:: MATERIAL PROVIDED ::
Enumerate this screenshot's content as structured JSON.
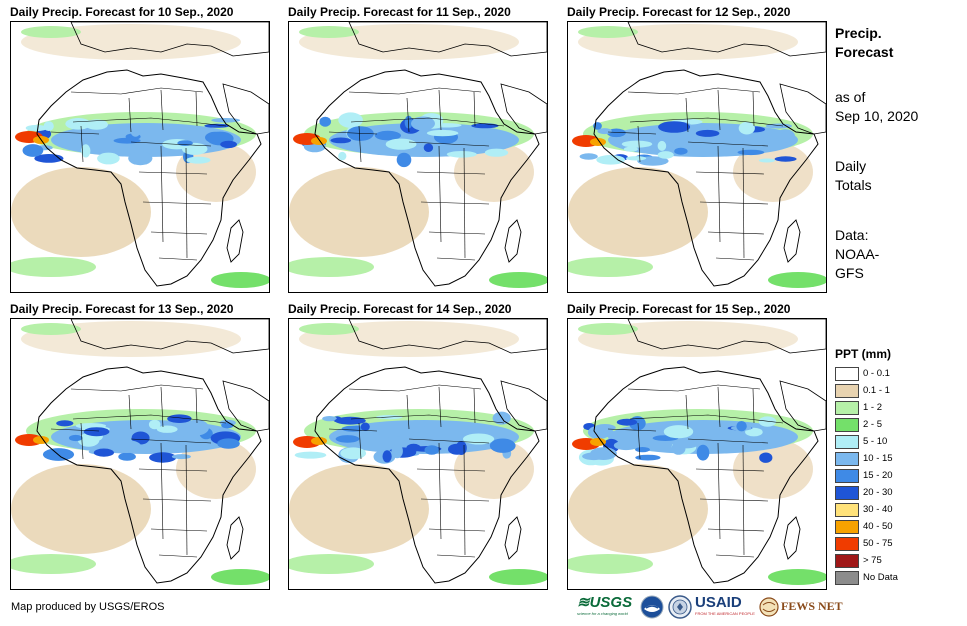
{
  "panels": [
    {
      "title": "Daily Precip. Forecast for 10 Sep., 2020"
    },
    {
      "title": "Daily Precip. Forecast for 11 Sep., 2020"
    },
    {
      "title": "Daily Precip. Forecast for 12 Sep., 2020"
    },
    {
      "title": "Daily Precip. Forecast for 13 Sep., 2020"
    },
    {
      "title": "Daily Precip. Forecast for 14 Sep., 2020"
    },
    {
      "title": "Daily Precip. Forecast for 15 Sep., 2020"
    }
  ],
  "side": {
    "title_line1": "Precip.",
    "title_line2": "Forecast",
    "asof_line1": "as of",
    "asof_line2": "Sep 10, 2020",
    "totals_line1": "Daily",
    "totals_line2": "Totals",
    "data_line1": "Data:",
    "data_line2": "NOAA-",
    "data_line3": "GFS"
  },
  "legend": {
    "title": "PPT (mm)",
    "items": [
      {
        "label": "0 - 0.1",
        "color": "#ffffff"
      },
      {
        "label": "0.1 - 1",
        "color": "#e8d3b0"
      },
      {
        "label": "1 - 2",
        "color": "#b6f0a8"
      },
      {
        "label": "2 - 5",
        "color": "#74e06a"
      },
      {
        "label": "5 - 10",
        "color": "#b0eef6"
      },
      {
        "label": "10 - 15",
        "color": "#7bb8ee"
      },
      {
        "label": "15 - 20",
        "color": "#3f8ae6"
      },
      {
        "label": "20 - 30",
        "color": "#1f55d6"
      },
      {
        "label": "30 - 40",
        "color": "#ffe27a"
      },
      {
        "label": "40 - 50",
        "color": "#f7a200"
      },
      {
        "label": "50 - 75",
        "color": "#f03c00"
      },
      {
        "label": "> 75",
        "color": "#a01818"
      },
      {
        "label": "No Data",
        "color": "#8c8c8c"
      }
    ]
  },
  "credit": "Map produced by USGS/EROS",
  "logos": {
    "usgs": "USGS",
    "usgs_tag": "science for a changing world",
    "usaid": "USAID",
    "usaid_tag": "FROM THE AMERICAN PEOPLE",
    "fews": "FEWS NET"
  }
}
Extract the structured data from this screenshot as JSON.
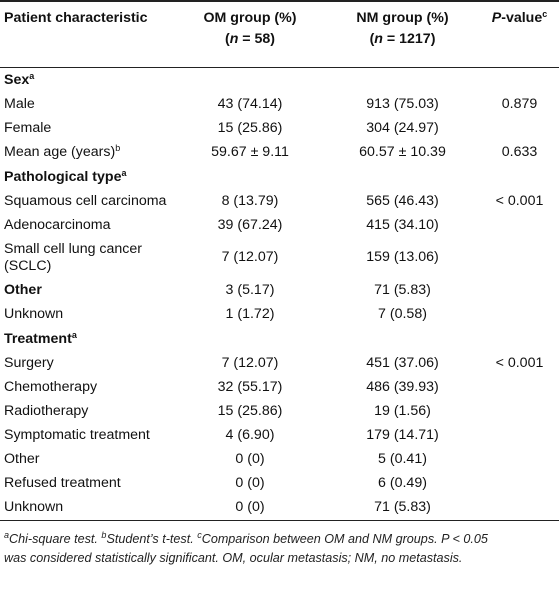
{
  "header": {
    "col1": "Patient characteristic",
    "col2_line1": "OM group (%)",
    "col2_line2_prefix": "(",
    "col2_n": "n",
    "col2_line2_suffix": " = 58)",
    "col3_line1": "NM group (%)",
    "col3_line2_prefix": "(",
    "col3_n": "n",
    "col3_line2_suffix": " = 1217)",
    "col4_p": "P",
    "col4_rest": "-value",
    "col4_sup": "c"
  },
  "sections": {
    "sex": {
      "label": "Sex",
      "sup": "a"
    },
    "pathological": {
      "label": "Pathological type",
      "sup": "a"
    },
    "other": {
      "label": "Other"
    },
    "treatment": {
      "label": "Treatment",
      "sup": "a"
    }
  },
  "rows": {
    "male": {
      "label": "Male",
      "om": "43 (74.14)",
      "nm": "913 (75.03)",
      "p": "0.879"
    },
    "female": {
      "label": "Female",
      "om": "15 (25.86)",
      "nm": "304 (24.97)",
      "p": ""
    },
    "mean_age": {
      "label": "Mean age (years)",
      "sup": "b",
      "om": "59.67 ± 9.11",
      "nm": "60.57 ± 10.39",
      "p": "0.633"
    },
    "squamous": {
      "label": "Squamous cell carcinoma",
      "om": "8 (13.79)",
      "nm": "565 (46.43)",
      "p": "< 0.001"
    },
    "adeno": {
      "label": "Adenocarcinoma",
      "om": "39 (67.24)",
      "nm": "415 (34.10)",
      "p": ""
    },
    "sclc": {
      "label_line1": "Small cell lung cancer",
      "label_line2": "(SCLC)",
      "om": "7 (12.07)",
      "nm": "159 (13.06)",
      "p": ""
    },
    "other_path": {
      "om": "3 (5.17)",
      "nm": "71 (5.83)",
      "p": ""
    },
    "unknown_path": {
      "label": "Unknown",
      "om": "1 (1.72)",
      "nm": "7 (0.58)",
      "p": ""
    },
    "surgery": {
      "label": "Surgery",
      "om": "7 (12.07)",
      "nm": "451 (37.06)",
      "p": "< 0.001"
    },
    "chemo": {
      "label": "Chemotherapy",
      "om": "32 (55.17)",
      "nm": "486 (39.93)",
      "p": ""
    },
    "radio": {
      "label": "Radiotherapy",
      "om": "15 (25.86)",
      "nm": "19 (1.56)",
      "p": ""
    },
    "symptomatic": {
      "label": "Symptomatic treatment",
      "om": "4 (6.90)",
      "nm": "179 (14.71)",
      "p": ""
    },
    "other_treat": {
      "label": "Other",
      "om": "0 (0)",
      "nm": "5 (0.41)",
      "p": ""
    },
    "refused": {
      "label": "Refused treatment",
      "om": "0 (0)",
      "nm": "6 (0.49)",
      "p": ""
    },
    "unknown_treat": {
      "label": "Unknown",
      "om": "0 (0)",
      "nm": "71 (5.83)",
      "p": ""
    }
  },
  "footnote": {
    "sup_a": "a",
    "text_a": "Chi-square test. ",
    "sup_b": "b",
    "text_b": "Student’s t-test. ",
    "sup_c": "c",
    "text_c": "Comparison between OM and NM groups. P < 0.05",
    "line2": "was considered statistically significant. OM, ocular metastasis; NM, no metastasis."
  }
}
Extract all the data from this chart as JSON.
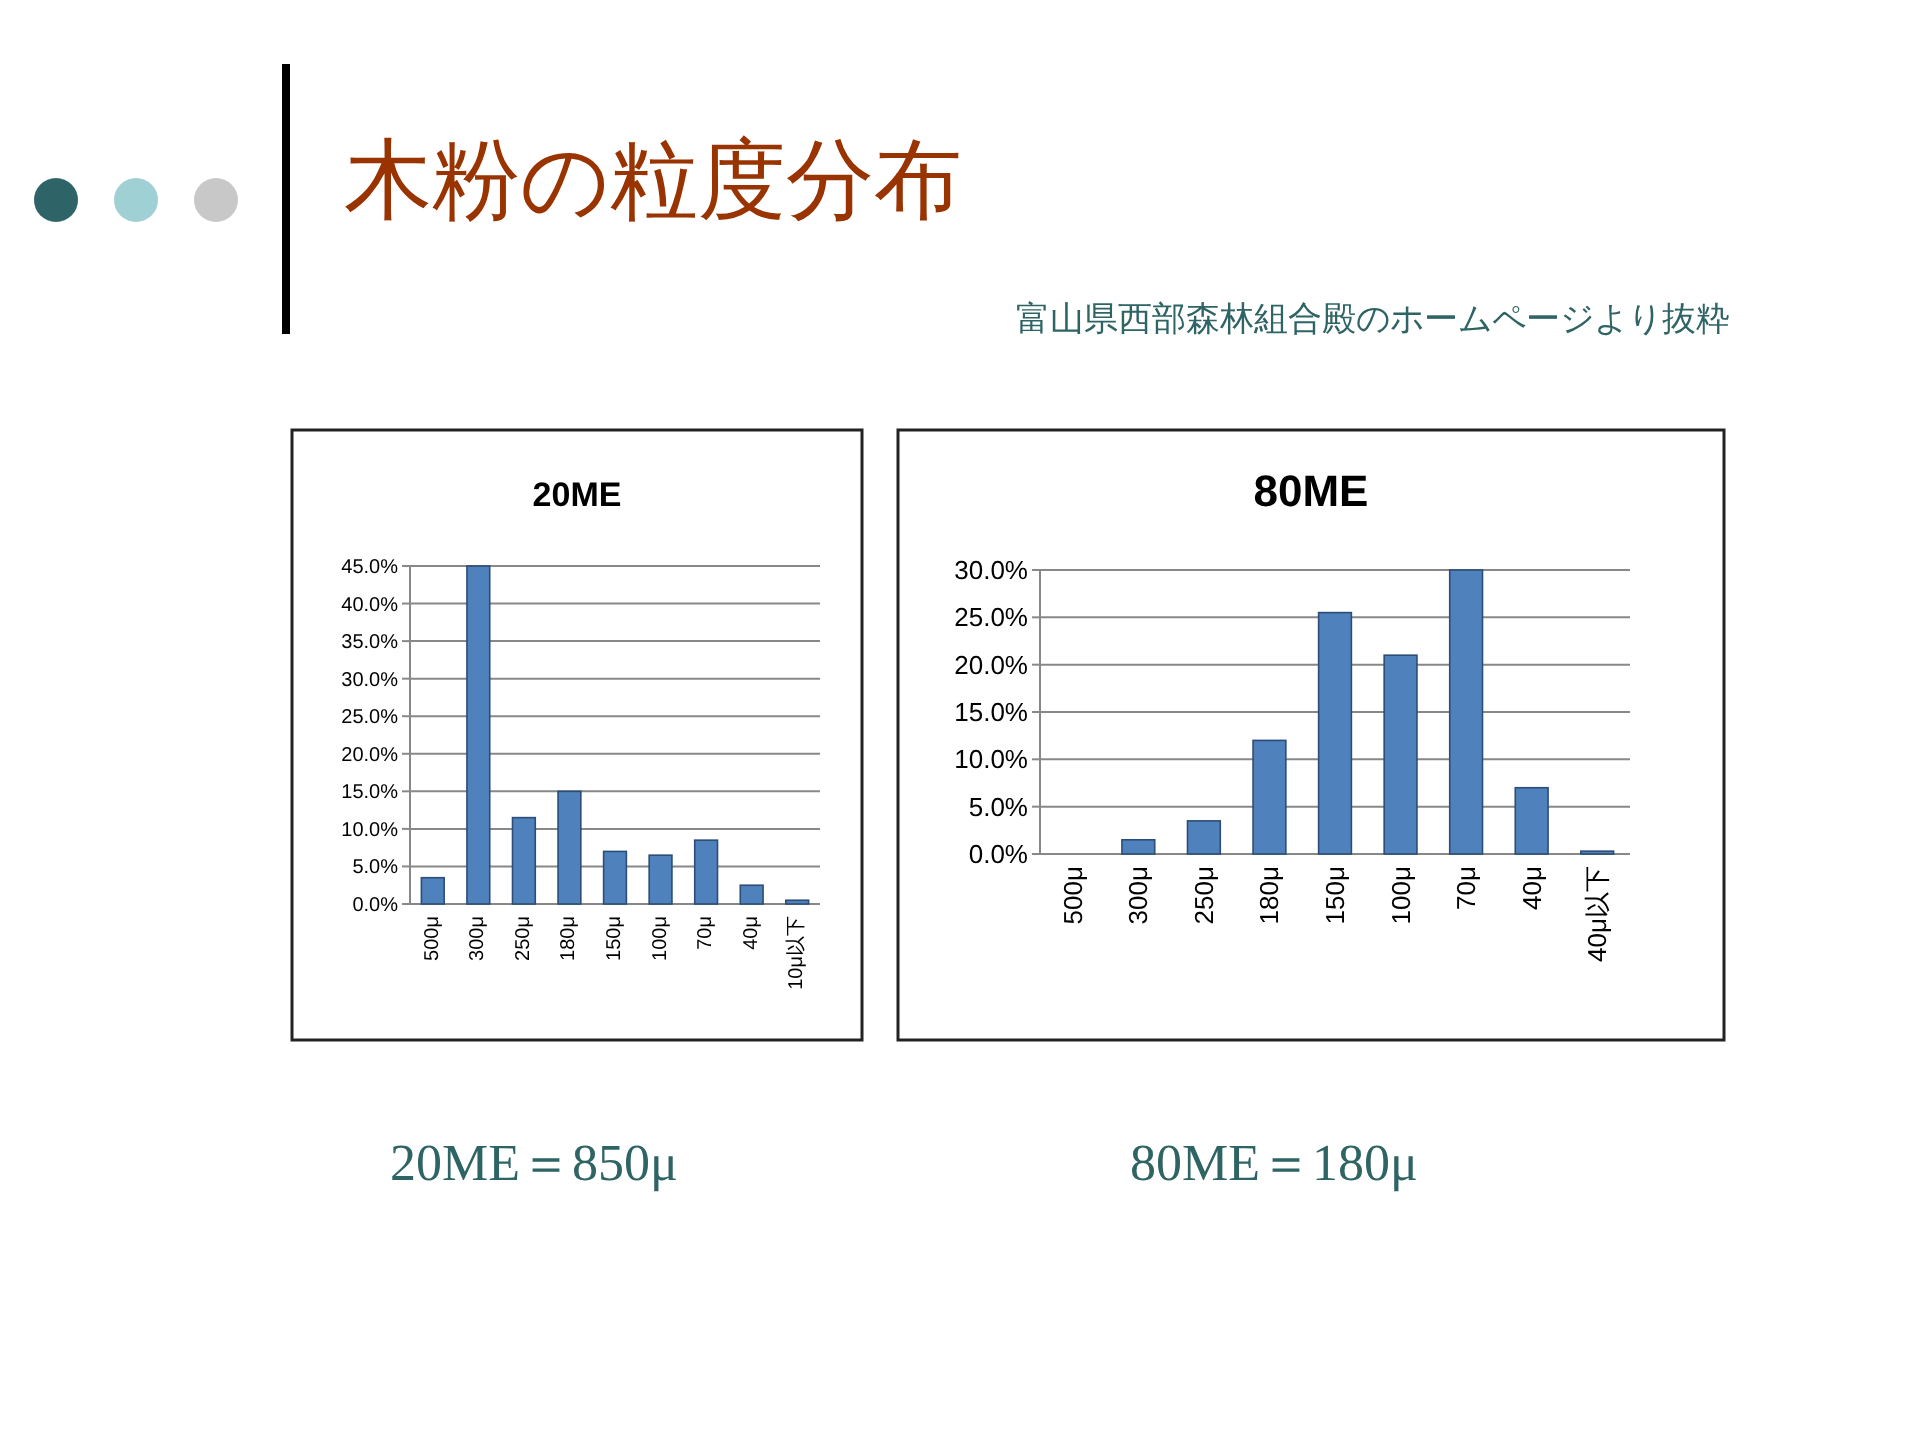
{
  "chart_data": [
    {
      "type": "other",
      "title": "木粉の粒度分布",
      "subtitle": "富山県西部森林組合殿のホームページより抜粋"
    },
    {
      "type": "bar",
      "title": "20ME",
      "categories": [
        "500μ",
        "300μ",
        "250μ",
        "180μ",
        "150μ",
        "100μ",
        "70μ",
        "40μ",
        "10μ以下"
      ],
      "values": [
        3.5,
        45,
        11.5,
        15,
        7,
        6.5,
        8.5,
        2.5,
        0.5
      ],
      "color": "#4f81bd",
      "ylim": [
        0,
        45
      ],
      "yticks": [
        {
          "value": 0,
          "label": "0.0%"
        },
        {
          "value": 5,
          "label": "5.0%"
        },
        {
          "value": 10,
          "label": "10.0%"
        },
        {
          "value": 15,
          "label": "15.0%"
        },
        {
          "value": 20,
          "label": "20.0%"
        },
        {
          "value": 25,
          "label": "25.0%"
        },
        {
          "value": 30,
          "label": "30.0%"
        },
        {
          "value": 35,
          "label": "35.0%"
        },
        {
          "value": 40,
          "label": "40.0%"
        },
        {
          "value": 45,
          "label": "45.0%"
        }
      ],
      "grid": true,
      "annotations": [
        "20ME＝850μ"
      ]
    },
    {
      "type": "bar",
      "title": "80ME",
      "categories": [
        "500μ",
        "300μ",
        "250μ",
        "180μ",
        "150μ",
        "100μ",
        "70μ",
        "40μ",
        "40μ以下"
      ],
      "values": [
        0,
        1.5,
        3.5,
        12,
        25.5,
        21,
        30,
        7,
        0.3
      ],
      "color": "#4f81bd",
      "ylim": [
        0,
        30
      ],
      "yticks": [
        {
          "value": 0,
          "label": "0.0%"
        },
        {
          "value": 5,
          "label": "5.0%"
        },
        {
          "value": 10,
          "label": "10.0%"
        },
        {
          "value": 15,
          "label": "15.0%"
        },
        {
          "value": 20,
          "label": "20.0%"
        },
        {
          "value": 25,
          "label": "25.0%"
        },
        {
          "value": 30,
          "label": "30.0%"
        }
      ],
      "grid": true,
      "annotations": [
        "80ME＝180μ"
      ]
    }
  ]
}
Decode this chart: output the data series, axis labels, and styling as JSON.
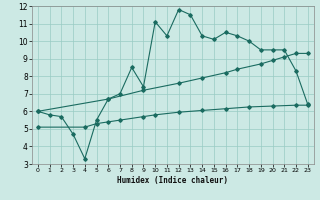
{
  "xlabel": "Humidex (Indice chaleur)",
  "bg_color": "#cce9e4",
  "line_color": "#1a6b60",
  "grid_color": "#99ccc4",
  "xlim": [
    -0.5,
    23.5
  ],
  "ylim": [
    3,
    12
  ],
  "xticks": [
    0,
    1,
    2,
    3,
    4,
    5,
    6,
    7,
    8,
    9,
    10,
    11,
    12,
    13,
    14,
    15,
    16,
    17,
    18,
    19,
    20,
    21,
    22,
    23
  ],
  "yticks": [
    3,
    4,
    5,
    6,
    7,
    8,
    9,
    10,
    11,
    12
  ],
  "line1_x": [
    0,
    1,
    2,
    3,
    4,
    5,
    6,
    7,
    8,
    9,
    10,
    11,
    12,
    13,
    14,
    15,
    16,
    17,
    18,
    19,
    20,
    21,
    22,
    23
  ],
  "line1_y": [
    6.0,
    5.8,
    5.7,
    4.7,
    3.3,
    5.5,
    6.7,
    7.0,
    8.5,
    7.4,
    11.1,
    10.3,
    11.8,
    11.5,
    10.3,
    10.1,
    10.5,
    10.3,
    10.0,
    9.5,
    9.5,
    9.5,
    8.3,
    6.4
  ],
  "line2_x": [
    0,
    6,
    9,
    12,
    14,
    16,
    17,
    19,
    20,
    21,
    22,
    23
  ],
  "line2_y": [
    6.0,
    6.7,
    7.2,
    7.6,
    7.9,
    8.2,
    8.4,
    8.7,
    8.9,
    9.1,
    9.3,
    9.3
  ],
  "line3_x": [
    0,
    4,
    5,
    6,
    7,
    9,
    10,
    12,
    14,
    16,
    18,
    20,
    22,
    23
  ],
  "line3_y": [
    5.1,
    5.1,
    5.3,
    5.4,
    5.5,
    5.7,
    5.8,
    5.95,
    6.05,
    6.15,
    6.25,
    6.3,
    6.35,
    6.35
  ]
}
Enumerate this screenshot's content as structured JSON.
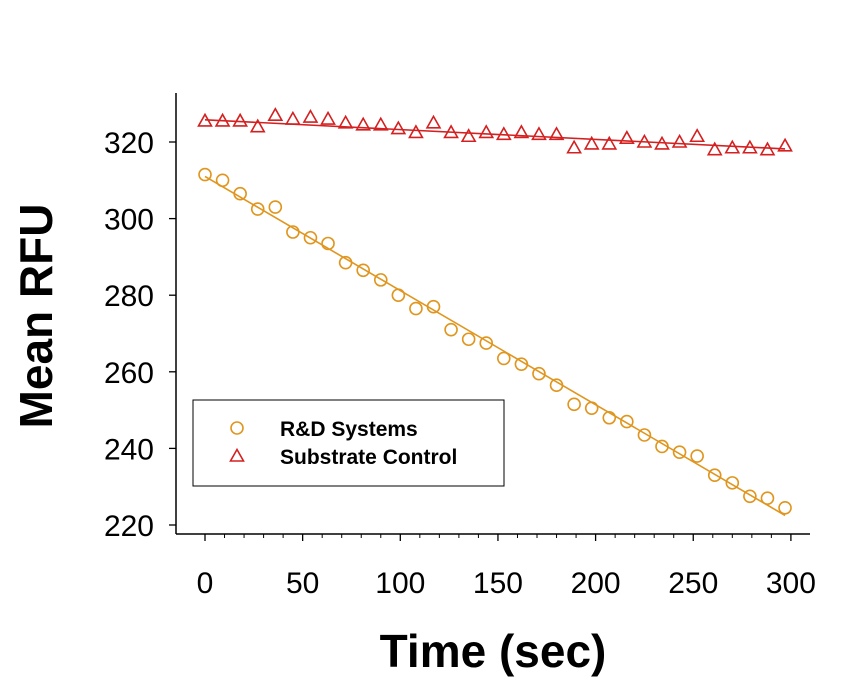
{
  "chart_data": {
    "type": "scatter",
    "title": "",
    "xlabel": "Time (sec)",
    "ylabel": "Mean RFU",
    "xlim": [
      -7,
      310
    ],
    "ylim": [
      217,
      331
    ],
    "xticks": [
      0,
      50,
      100,
      150,
      200,
      250,
      300
    ],
    "yticks": [
      220,
      240,
      260,
      280,
      300,
      320
    ],
    "xtick_labels": [
      "0",
      "50",
      "100",
      "150",
      "200",
      "250",
      "300"
    ],
    "ytick_labels": [
      "220",
      "240",
      "260",
      "280",
      "300",
      "320"
    ],
    "x_minor_ticks": [
      10,
      20,
      30,
      40,
      60,
      70,
      80,
      90,
      110,
      120,
      130,
      140,
      160,
      170,
      180,
      190,
      210,
      220,
      230,
      240,
      260,
      270,
      280,
      290
    ],
    "grid": false,
    "legend_position": "lower-left",
    "series": [
      {
        "name": "R&D Systems",
        "marker": "circle",
        "color": "#E0961E",
        "x": [
          0,
          9,
          18,
          27,
          36,
          45,
          54,
          63,
          72,
          81,
          90,
          99,
          108,
          117,
          126,
          135,
          144,
          153,
          162,
          171,
          180,
          189,
          198,
          207,
          216,
          225,
          234,
          243,
          252,
          261,
          270,
          279,
          288,
          297
        ],
        "y": [
          311.5,
          310,
          306.5,
          302.5,
          303,
          296.5,
          295,
          293.5,
          288.5,
          286.5,
          284,
          280,
          276.5,
          277,
          271,
          268.5,
          267.5,
          263.5,
          262,
          259.5,
          256.5,
          251.5,
          250.5,
          248,
          247,
          243.5,
          240.5,
          239,
          238,
          233,
          231,
          227.5,
          227,
          224.5
        ],
        "fit": {
          "x": [
            0,
            297
          ],
          "y": [
            311,
            222.5
          ]
        }
      },
      {
        "name": "Substrate Control",
        "marker": "triangle",
        "color": "#D42020",
        "x": [
          0,
          9,
          18,
          27,
          36,
          45,
          54,
          63,
          72,
          81,
          90,
          99,
          108,
          117,
          126,
          135,
          144,
          153,
          162,
          171,
          180,
          189,
          198,
          207,
          216,
          225,
          234,
          243,
          252,
          261,
          270,
          279,
          288,
          297
        ],
        "y": [
          325.5,
          325.5,
          325.5,
          324,
          327,
          326,
          326.5,
          326,
          325,
          324.5,
          324.5,
          323.5,
          322.5,
          325,
          322.5,
          321.5,
          322.5,
          322,
          322.5,
          322,
          322,
          318.5,
          319.5,
          319.5,
          321,
          320,
          319.5,
          320,
          321.5,
          318,
          318.5,
          318.5,
          318,
          319
        ],
        "fit": {
          "x": [
            0,
            297
          ],
          "y": [
            325.8,
            318.2
          ]
        }
      }
    ]
  }
}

:: DESCRIPTION OF THE TASK ::
Looking at the entries above, how many lines contain the word "cell"? Answer with the number alone.

:: COMPLETE OUTPUT ::
2